§ WRITTEN EXERCISE:
Your copy of the material below should match it exactly, except that it holds no pictures.

§ DATASET CONTENT:

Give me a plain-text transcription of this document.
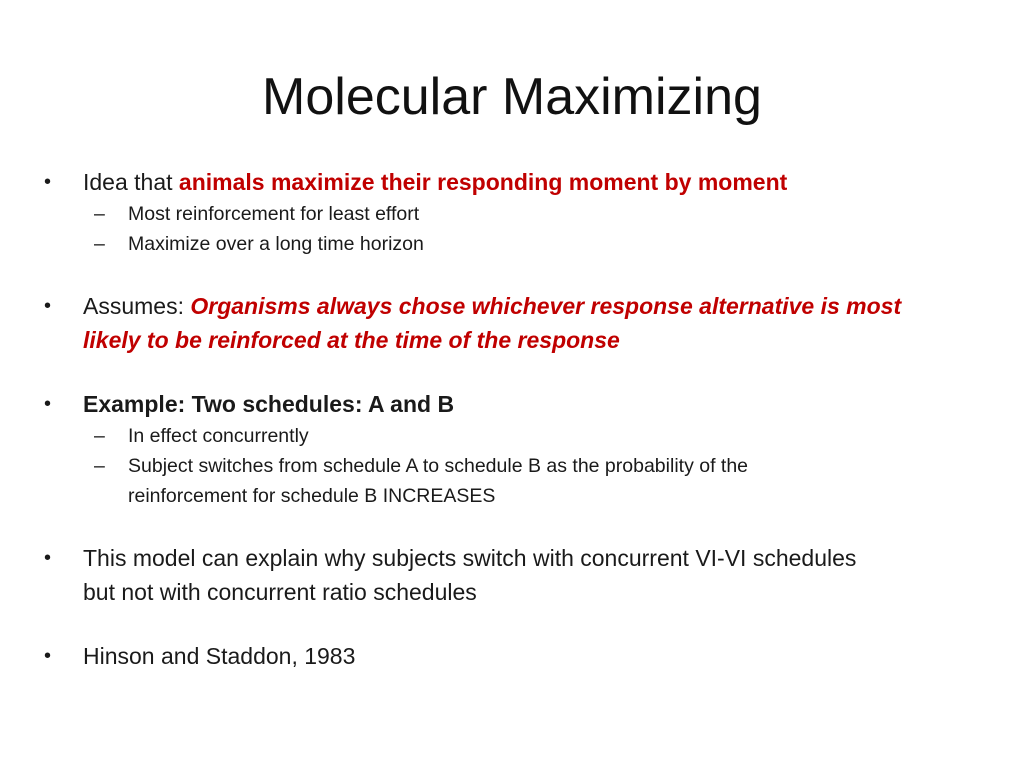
Molecular Maximizing
•	Idea that animals maximize their responding moment by moment
– Most reinforcement for least effort
– Maximize over a long time horizon
•	Assumes: Organisms always chose whichever response alternative is most
likely to be reinforced at the time of the response
•	Example: Two schedules: A and B
– In effect concurrently
– Subject switches from schedule A to schedule B as the probability of the
reinforcement for schedule B INCREASES
•	This model can explain why subjects switch with concurrent VI-VI schedules
but not with concurrent ratio schedules
•	Hinson and Staddon, 1983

§ WORKED ANSWER:
Give me a plain-text transcription of this document.
Molecular Maximizing
•	Idea that animals maximize their responding moment by moment
– Most reinforcement for least effort
– Maximize over a long time horizon
•	Assumes: Organisms always chose whichever response alternative is most
likely to be reinforced at the time of the response
•	Example: Two schedules: A and B
– In effect concurrently
– Subject switches from schedule A to schedule B as the probability of the
reinforcement for schedule B INCREASES
•	This model can explain why subjects switch with concurrent VI-VI schedules
but not with concurrent ratio schedules
•	Hinson and Staddon, 1983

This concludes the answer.